## What is asked
Reproduce the listing word for word. Skip any image.

start Data section

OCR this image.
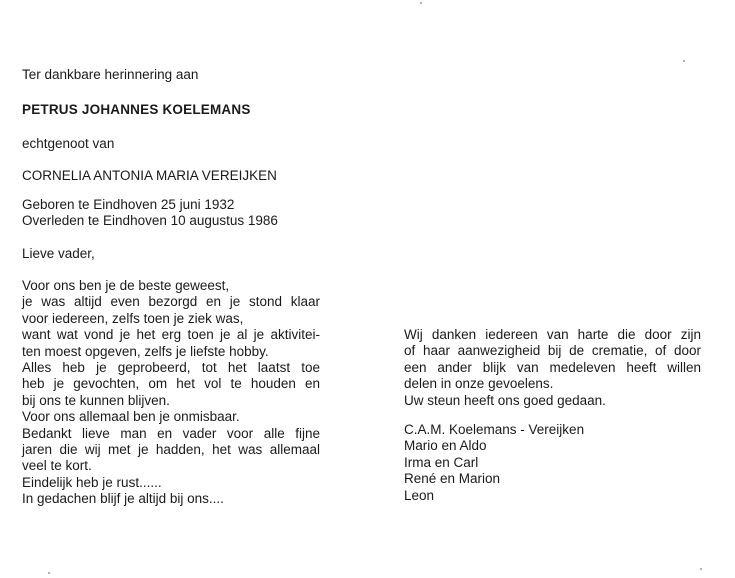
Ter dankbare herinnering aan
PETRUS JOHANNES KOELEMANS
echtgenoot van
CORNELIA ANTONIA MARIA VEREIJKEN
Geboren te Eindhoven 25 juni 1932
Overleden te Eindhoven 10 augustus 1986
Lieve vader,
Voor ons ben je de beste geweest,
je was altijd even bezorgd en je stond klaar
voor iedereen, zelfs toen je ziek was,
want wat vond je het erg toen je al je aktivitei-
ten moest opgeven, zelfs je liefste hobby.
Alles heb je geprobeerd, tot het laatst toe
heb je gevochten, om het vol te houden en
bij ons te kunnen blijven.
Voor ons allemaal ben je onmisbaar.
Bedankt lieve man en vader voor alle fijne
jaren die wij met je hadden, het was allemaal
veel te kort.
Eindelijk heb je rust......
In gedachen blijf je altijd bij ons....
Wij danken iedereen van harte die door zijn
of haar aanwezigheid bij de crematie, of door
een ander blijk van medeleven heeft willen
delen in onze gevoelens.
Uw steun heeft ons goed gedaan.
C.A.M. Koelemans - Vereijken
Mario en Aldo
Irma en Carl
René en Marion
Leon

end Data section

## Output for this task
OCR this image.
Ter dankbare herinnering aan
PETRUS JOHANNES KOELEMANS
echtgenoot van
CORNELIA ANTONIA MARIA VEREIJKEN
Geboren te Eindhoven 25 juni 1932
Overleden te Eindhoven 10 augustus 1986
Lieve vader,
Voor ons ben je de beste geweest,
je was altijd even bezorgd en je stond klaar
voor iedereen, zelfs toen je ziek was,
want wat vond je het erg toen je al je aktivitei-
ten moest opgeven, zelfs je liefste hobby.
Alles heb je geprobeerd, tot het laatst toe
heb je gevochten, om het vol te houden en
bij ons te kunnen blijven.
Voor ons allemaal ben je onmisbaar.
Bedankt lieve man en vader voor alle fijne
jaren die wij met je hadden, het was allemaal
veel te kort.
Eindelijk heb je rust......
In gedachen blijf je altijd bij ons....
Wij danken iedereen van harte die door zijn
of haar aanwezigheid bij de crematie, of door
een ander blijk van medeleven heeft willen
delen in onze gevoelens.
Uw steun heeft ons goed gedaan.
C.A.M. Koelemans - Vereijken
Mario en Aldo
Irma en Carl
René en Marion
Leon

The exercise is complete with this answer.